[begin The records]

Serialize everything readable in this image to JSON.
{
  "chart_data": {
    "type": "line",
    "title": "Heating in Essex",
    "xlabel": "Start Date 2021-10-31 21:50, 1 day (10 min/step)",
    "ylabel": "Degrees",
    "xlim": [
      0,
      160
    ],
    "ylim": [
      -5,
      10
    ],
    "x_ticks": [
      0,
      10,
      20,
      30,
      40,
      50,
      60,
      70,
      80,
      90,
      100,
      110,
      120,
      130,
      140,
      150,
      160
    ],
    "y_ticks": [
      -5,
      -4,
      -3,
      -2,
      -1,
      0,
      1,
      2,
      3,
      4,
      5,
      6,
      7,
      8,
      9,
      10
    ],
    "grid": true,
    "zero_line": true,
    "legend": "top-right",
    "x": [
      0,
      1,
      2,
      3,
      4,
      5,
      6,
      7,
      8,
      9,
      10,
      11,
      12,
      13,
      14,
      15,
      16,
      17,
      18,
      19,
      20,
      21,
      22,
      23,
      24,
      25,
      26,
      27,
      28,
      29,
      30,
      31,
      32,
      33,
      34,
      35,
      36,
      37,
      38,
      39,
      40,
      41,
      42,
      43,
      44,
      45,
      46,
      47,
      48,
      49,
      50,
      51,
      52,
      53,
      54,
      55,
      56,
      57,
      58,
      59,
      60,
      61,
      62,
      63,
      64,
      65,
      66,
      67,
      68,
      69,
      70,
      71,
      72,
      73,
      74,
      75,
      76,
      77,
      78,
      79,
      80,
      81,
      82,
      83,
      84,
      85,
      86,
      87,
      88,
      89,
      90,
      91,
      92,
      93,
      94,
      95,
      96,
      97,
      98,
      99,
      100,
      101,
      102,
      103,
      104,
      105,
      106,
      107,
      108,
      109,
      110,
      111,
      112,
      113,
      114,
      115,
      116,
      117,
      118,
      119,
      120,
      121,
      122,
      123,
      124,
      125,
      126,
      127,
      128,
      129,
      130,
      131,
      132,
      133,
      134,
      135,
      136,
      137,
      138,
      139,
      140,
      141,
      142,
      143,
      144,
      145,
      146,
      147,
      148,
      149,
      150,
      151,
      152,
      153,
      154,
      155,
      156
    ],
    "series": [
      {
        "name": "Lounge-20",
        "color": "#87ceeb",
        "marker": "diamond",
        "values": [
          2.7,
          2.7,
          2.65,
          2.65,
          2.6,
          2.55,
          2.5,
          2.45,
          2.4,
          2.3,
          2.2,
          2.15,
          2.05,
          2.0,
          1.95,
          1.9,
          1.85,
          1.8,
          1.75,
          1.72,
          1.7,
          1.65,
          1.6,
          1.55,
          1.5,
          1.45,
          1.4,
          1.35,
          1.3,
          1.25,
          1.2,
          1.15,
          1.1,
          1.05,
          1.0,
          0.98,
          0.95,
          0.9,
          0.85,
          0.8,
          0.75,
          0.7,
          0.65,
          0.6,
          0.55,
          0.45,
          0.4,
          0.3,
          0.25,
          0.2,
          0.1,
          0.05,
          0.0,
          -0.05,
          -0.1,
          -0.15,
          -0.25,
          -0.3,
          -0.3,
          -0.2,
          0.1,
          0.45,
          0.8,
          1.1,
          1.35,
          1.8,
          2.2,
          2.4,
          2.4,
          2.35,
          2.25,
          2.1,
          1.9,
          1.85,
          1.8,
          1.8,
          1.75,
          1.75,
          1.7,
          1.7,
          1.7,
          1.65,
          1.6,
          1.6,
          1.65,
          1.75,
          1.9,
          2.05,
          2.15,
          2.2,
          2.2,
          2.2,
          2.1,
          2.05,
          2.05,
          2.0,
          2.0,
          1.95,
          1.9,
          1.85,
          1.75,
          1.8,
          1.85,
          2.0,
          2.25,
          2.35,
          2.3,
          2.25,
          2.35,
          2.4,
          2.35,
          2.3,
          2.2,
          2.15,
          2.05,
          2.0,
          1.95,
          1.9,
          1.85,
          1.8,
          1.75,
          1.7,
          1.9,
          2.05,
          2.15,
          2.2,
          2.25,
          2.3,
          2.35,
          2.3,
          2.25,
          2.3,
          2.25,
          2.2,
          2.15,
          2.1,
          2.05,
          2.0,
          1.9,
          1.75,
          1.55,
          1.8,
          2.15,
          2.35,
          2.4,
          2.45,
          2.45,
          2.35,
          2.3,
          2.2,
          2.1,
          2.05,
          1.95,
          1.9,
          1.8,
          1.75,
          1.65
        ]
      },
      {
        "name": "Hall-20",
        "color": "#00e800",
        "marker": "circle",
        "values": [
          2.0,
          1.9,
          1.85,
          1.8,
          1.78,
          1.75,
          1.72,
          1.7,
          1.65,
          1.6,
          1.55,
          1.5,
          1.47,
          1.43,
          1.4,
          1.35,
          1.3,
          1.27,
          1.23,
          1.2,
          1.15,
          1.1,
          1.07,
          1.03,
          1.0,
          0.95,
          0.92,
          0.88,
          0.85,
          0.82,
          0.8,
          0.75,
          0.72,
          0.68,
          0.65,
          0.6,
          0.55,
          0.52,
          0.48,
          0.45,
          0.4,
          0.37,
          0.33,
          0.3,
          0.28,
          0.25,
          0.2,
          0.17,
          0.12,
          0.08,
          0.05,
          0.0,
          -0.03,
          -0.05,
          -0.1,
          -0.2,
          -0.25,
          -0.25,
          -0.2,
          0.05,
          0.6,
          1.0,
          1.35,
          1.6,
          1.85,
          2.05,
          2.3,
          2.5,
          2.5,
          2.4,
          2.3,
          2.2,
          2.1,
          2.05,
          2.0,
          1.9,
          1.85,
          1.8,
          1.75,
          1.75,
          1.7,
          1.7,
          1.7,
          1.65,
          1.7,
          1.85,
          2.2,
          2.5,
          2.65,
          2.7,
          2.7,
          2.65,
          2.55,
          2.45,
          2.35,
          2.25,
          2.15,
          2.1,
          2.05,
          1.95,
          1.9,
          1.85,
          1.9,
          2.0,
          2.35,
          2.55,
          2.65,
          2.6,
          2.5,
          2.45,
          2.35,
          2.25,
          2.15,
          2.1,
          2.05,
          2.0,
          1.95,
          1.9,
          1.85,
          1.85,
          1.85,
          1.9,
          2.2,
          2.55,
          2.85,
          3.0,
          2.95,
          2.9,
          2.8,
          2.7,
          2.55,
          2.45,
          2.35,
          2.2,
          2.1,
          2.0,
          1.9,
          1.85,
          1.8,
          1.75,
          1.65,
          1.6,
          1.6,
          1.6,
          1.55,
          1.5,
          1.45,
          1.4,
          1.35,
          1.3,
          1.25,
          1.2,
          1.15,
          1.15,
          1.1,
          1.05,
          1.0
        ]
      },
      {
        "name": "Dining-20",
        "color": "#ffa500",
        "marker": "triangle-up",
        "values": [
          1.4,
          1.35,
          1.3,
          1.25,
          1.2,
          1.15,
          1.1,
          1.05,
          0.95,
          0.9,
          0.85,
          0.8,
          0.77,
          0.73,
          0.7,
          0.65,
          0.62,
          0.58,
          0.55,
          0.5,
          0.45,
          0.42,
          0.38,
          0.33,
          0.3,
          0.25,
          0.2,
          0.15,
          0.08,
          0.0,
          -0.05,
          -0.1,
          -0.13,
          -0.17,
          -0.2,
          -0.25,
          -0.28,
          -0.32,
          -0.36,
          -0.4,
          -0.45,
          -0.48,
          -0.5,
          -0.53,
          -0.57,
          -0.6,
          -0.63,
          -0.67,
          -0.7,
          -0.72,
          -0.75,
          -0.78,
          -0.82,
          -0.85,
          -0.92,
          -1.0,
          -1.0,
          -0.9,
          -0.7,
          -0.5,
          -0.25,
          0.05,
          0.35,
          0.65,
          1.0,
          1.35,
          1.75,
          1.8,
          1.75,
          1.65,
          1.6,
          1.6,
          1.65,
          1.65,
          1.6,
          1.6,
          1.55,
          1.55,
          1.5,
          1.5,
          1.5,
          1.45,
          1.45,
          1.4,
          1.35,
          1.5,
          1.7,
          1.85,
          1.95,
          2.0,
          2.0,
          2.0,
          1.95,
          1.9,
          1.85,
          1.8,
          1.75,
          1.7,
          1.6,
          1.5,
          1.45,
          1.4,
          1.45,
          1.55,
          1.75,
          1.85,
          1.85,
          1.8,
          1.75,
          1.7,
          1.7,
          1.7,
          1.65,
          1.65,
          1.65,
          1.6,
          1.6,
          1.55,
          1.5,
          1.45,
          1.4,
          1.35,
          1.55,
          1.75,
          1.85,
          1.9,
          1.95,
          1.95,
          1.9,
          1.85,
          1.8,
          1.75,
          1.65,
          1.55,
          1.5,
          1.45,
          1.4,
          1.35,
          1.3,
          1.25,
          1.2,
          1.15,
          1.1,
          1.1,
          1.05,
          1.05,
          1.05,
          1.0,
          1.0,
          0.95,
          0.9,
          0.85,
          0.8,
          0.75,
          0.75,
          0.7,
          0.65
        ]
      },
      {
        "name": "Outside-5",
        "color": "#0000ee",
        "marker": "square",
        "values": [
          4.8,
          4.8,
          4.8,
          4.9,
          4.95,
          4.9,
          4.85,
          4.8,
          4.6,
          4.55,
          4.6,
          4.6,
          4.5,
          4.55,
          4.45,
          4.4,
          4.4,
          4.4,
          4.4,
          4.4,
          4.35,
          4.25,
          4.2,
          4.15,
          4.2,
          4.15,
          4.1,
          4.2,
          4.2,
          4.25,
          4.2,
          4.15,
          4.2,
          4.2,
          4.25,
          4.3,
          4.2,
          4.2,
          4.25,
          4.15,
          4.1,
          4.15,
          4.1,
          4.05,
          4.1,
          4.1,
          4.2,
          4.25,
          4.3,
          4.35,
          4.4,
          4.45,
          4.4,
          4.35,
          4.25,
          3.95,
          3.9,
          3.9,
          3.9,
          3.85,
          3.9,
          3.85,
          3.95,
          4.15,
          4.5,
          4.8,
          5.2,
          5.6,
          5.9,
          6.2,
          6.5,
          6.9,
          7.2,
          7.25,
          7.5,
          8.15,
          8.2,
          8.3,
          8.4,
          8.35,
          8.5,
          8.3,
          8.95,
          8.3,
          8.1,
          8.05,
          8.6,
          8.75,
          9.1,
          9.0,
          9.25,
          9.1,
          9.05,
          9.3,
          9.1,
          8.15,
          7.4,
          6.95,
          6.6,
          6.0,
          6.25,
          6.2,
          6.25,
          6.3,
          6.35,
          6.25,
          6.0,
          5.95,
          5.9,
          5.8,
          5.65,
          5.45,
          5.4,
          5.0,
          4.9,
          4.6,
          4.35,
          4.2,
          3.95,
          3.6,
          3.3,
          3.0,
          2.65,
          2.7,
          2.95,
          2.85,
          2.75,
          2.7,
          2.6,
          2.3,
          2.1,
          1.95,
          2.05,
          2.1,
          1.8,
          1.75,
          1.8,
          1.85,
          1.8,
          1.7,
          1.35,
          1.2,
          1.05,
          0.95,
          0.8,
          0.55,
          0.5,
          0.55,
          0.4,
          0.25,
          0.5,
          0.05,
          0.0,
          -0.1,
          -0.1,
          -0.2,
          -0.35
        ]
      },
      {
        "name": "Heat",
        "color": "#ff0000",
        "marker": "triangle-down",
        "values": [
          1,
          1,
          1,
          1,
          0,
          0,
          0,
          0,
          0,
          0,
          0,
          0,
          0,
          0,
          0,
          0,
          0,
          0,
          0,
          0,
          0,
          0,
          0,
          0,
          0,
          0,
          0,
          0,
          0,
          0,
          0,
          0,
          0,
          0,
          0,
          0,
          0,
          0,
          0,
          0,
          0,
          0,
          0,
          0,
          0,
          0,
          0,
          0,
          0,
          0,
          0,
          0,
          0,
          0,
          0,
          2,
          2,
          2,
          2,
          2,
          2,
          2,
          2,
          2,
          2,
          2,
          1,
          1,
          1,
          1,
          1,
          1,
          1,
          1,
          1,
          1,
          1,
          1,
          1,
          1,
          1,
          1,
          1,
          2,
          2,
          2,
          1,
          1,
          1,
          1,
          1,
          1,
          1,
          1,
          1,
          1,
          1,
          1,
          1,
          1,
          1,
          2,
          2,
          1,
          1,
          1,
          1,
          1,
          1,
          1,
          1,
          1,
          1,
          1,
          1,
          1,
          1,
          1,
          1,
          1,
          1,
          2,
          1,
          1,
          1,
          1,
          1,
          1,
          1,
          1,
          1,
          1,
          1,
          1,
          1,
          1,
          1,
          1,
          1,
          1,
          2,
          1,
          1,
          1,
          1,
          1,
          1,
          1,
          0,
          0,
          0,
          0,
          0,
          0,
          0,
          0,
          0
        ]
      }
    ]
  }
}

[end The records]

— The problem —
Extract every line above that contains the word "marker".

— Response to the task —
        "marker": "diamond",
        "marker": "circle",
        "marker": "triangle-up",
        "marker": "square",
        "marker": "triangle-down",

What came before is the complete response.